#### [What this task involves]
Return all lines where the word "JTWC" can be found.
___
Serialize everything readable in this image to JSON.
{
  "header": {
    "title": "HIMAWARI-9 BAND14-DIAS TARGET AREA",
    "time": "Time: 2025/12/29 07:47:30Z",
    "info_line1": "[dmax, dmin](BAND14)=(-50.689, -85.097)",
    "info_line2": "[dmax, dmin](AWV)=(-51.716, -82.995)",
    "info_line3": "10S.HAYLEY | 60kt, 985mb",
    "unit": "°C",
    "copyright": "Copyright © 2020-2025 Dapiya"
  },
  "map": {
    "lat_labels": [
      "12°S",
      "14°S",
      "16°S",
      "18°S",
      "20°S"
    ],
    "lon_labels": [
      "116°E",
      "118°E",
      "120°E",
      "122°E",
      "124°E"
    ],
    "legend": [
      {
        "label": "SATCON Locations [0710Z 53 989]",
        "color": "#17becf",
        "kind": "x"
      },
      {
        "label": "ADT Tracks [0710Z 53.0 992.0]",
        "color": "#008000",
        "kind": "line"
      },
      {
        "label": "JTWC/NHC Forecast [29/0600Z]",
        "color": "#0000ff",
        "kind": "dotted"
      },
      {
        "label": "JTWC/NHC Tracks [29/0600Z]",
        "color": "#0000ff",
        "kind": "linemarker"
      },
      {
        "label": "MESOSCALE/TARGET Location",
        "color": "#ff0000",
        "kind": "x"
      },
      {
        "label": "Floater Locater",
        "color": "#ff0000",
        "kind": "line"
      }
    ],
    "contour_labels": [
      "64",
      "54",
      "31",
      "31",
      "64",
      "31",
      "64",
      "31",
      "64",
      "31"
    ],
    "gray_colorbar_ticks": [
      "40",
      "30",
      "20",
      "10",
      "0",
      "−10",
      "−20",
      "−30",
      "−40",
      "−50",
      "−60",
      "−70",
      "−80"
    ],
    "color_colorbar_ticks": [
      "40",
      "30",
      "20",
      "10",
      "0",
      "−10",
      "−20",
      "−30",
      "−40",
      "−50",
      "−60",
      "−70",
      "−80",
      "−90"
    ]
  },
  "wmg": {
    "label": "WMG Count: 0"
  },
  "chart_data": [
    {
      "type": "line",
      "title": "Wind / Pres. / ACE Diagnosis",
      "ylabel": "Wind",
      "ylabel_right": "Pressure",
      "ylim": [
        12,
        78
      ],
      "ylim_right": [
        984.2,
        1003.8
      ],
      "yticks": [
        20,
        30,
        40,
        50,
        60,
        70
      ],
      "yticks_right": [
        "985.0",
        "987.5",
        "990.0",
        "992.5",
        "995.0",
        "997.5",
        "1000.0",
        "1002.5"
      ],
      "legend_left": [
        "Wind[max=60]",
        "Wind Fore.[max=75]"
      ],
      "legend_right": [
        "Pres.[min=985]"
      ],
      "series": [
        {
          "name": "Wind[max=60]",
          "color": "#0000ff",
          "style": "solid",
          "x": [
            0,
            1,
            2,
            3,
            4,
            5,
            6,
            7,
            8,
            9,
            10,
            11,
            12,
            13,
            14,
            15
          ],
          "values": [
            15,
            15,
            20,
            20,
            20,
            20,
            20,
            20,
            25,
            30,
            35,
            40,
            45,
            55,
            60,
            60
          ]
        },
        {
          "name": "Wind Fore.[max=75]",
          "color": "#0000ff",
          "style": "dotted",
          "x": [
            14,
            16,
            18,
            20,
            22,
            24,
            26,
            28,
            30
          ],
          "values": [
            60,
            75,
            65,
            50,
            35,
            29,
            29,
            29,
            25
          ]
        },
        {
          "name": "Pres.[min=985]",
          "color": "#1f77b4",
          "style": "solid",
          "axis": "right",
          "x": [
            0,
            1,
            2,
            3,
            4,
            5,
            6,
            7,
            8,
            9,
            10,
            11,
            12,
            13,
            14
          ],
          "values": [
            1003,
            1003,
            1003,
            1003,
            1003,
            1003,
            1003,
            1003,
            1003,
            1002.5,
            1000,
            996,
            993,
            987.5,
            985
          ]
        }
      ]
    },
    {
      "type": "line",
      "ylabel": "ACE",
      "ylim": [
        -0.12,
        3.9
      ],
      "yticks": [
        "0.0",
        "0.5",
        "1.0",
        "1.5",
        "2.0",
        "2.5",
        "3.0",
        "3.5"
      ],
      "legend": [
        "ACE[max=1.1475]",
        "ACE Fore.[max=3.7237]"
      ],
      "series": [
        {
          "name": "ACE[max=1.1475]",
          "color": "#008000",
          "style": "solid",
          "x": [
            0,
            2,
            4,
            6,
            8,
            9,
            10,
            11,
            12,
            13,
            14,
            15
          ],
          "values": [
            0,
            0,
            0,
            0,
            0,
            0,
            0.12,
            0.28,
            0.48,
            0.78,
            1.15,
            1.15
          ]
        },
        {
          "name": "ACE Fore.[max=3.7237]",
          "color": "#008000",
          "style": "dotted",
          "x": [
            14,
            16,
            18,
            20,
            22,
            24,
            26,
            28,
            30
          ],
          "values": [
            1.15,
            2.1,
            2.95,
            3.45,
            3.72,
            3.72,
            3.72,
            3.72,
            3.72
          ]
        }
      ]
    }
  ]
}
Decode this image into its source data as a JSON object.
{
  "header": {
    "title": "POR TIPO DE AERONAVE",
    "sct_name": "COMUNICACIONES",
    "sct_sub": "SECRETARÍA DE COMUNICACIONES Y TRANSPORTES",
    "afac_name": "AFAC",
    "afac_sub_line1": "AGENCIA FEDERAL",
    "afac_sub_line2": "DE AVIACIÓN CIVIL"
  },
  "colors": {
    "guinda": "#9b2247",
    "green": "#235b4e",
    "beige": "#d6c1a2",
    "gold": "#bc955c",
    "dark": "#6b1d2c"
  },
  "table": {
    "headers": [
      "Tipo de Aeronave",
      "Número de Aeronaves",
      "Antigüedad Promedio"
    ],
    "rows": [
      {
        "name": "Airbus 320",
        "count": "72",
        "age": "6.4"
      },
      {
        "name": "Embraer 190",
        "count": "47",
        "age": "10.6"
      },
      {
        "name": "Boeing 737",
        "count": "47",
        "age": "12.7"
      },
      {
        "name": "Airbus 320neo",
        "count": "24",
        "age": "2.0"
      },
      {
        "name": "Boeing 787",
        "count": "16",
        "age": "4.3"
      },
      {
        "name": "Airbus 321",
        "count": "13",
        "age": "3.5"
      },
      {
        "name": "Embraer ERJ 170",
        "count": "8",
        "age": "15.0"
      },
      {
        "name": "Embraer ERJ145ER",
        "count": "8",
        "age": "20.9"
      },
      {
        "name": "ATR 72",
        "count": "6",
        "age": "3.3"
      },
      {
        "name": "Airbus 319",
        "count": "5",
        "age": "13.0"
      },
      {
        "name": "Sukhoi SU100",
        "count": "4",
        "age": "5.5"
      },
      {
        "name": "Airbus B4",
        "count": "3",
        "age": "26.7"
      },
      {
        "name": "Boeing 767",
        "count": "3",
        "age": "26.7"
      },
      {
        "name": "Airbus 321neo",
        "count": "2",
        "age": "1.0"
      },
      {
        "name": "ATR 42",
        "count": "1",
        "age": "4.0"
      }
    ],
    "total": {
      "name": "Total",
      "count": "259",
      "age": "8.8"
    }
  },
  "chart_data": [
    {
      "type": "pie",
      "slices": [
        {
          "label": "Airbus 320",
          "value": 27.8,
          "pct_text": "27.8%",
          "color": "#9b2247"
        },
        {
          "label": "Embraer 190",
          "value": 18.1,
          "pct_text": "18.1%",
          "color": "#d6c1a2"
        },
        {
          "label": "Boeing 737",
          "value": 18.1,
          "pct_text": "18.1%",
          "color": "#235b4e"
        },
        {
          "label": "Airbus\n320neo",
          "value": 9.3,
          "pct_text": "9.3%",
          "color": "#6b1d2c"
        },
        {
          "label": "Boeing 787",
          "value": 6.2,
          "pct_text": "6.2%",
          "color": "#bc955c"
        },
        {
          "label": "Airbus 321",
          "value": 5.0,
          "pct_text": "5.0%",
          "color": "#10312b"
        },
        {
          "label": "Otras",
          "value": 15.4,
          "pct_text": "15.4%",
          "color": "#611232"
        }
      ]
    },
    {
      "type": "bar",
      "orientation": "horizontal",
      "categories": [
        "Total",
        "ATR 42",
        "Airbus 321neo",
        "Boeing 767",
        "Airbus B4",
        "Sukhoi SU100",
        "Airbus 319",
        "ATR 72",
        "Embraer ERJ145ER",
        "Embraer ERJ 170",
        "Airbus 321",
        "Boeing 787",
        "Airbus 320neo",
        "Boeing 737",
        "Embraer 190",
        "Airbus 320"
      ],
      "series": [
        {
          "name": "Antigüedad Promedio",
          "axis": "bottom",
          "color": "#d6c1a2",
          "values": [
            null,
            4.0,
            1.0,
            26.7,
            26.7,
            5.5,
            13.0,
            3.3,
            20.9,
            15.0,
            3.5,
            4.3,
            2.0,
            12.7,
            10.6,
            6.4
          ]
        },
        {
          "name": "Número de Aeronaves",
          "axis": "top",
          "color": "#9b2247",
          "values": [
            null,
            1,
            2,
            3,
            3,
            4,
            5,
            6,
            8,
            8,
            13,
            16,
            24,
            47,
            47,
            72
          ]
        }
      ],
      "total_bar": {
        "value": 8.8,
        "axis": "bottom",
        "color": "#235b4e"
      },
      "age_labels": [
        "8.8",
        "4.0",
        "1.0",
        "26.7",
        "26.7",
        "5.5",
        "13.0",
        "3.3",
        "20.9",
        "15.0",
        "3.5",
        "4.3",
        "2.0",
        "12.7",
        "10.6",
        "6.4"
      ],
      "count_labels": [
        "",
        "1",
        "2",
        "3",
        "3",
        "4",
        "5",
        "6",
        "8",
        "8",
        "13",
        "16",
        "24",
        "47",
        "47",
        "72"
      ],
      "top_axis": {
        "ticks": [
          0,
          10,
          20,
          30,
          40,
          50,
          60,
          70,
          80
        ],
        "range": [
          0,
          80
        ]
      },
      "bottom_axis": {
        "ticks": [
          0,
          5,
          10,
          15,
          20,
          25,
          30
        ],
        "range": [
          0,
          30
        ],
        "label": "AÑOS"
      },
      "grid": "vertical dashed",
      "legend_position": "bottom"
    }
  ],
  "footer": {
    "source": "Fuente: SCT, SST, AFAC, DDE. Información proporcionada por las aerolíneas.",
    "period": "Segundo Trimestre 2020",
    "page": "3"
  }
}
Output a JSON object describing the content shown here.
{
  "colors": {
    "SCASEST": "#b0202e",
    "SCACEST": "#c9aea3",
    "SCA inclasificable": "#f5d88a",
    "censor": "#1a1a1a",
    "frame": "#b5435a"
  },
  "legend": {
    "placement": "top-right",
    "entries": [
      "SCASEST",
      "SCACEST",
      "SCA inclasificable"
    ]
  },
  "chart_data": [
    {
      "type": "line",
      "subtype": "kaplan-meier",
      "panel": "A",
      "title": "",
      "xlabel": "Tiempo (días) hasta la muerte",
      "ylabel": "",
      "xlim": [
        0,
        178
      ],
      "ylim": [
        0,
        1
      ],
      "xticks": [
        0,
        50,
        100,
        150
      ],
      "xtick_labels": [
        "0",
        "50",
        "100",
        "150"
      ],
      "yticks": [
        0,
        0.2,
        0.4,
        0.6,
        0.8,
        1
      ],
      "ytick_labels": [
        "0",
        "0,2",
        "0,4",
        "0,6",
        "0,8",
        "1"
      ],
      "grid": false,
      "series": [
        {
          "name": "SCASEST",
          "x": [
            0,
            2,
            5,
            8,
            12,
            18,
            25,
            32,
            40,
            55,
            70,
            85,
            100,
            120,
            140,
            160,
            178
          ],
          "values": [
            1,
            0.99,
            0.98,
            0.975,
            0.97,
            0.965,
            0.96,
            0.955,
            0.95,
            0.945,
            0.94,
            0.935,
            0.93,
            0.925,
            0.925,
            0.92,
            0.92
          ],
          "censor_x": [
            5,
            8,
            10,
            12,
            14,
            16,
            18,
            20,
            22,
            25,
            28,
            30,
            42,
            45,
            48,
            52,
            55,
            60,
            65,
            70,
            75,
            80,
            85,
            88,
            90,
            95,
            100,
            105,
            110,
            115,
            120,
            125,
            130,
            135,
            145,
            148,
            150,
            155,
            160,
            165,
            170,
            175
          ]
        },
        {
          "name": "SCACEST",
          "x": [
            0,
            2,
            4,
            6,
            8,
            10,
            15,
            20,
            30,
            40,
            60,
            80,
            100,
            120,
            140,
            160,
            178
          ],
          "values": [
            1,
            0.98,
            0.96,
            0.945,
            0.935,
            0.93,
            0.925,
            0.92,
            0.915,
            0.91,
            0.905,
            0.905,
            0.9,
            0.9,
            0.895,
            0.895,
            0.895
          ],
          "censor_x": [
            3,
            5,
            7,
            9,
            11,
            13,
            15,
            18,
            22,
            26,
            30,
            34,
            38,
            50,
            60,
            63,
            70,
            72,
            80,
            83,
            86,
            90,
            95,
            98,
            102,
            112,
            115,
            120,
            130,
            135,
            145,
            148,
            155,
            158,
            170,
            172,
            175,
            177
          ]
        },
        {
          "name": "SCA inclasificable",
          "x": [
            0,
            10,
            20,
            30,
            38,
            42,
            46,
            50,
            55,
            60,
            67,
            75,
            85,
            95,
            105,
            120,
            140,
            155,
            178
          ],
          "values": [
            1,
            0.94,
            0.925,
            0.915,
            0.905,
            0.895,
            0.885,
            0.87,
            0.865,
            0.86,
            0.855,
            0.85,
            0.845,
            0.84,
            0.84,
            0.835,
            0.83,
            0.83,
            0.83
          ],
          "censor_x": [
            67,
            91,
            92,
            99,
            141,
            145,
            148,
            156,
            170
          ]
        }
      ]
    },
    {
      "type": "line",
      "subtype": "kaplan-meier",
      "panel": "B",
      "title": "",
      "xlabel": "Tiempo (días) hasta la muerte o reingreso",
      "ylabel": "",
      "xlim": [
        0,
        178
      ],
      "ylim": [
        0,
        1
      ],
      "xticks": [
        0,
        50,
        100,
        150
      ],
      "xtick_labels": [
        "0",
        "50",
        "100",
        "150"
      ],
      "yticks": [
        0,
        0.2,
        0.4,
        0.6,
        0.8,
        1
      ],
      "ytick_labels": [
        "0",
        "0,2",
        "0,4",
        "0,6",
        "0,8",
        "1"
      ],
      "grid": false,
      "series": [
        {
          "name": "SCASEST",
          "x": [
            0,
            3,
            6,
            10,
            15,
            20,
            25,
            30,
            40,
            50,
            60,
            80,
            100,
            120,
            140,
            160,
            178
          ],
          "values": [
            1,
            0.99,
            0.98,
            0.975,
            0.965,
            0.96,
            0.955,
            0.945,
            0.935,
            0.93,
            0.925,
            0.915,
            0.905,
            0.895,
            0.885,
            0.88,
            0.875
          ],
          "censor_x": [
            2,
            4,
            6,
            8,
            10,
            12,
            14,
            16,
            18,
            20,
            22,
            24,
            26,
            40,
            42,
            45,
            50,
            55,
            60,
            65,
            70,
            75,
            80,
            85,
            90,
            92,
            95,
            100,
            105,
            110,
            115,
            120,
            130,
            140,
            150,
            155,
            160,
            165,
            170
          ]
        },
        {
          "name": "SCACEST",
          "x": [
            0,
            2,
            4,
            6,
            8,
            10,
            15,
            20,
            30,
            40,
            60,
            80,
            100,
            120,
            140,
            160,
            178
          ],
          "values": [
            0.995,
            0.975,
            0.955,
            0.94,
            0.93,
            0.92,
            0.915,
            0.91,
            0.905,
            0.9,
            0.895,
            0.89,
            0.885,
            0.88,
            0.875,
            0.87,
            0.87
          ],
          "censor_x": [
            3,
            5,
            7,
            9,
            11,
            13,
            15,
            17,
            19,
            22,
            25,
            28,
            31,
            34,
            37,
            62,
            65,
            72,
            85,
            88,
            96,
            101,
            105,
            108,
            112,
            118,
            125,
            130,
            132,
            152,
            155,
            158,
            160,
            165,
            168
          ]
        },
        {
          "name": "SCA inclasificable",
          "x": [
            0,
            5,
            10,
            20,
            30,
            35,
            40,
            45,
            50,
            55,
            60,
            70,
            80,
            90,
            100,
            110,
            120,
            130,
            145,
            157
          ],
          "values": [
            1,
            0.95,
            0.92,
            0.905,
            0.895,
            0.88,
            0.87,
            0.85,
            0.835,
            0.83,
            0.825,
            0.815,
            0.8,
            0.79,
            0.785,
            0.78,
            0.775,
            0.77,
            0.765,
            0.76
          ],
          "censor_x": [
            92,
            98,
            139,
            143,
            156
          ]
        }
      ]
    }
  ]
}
___
#### [Solution]
        "label": "JTWC/NHC Forecast [29/0600Z]",
        "label": "JTWC/NHC Tracks [29/0600Z]",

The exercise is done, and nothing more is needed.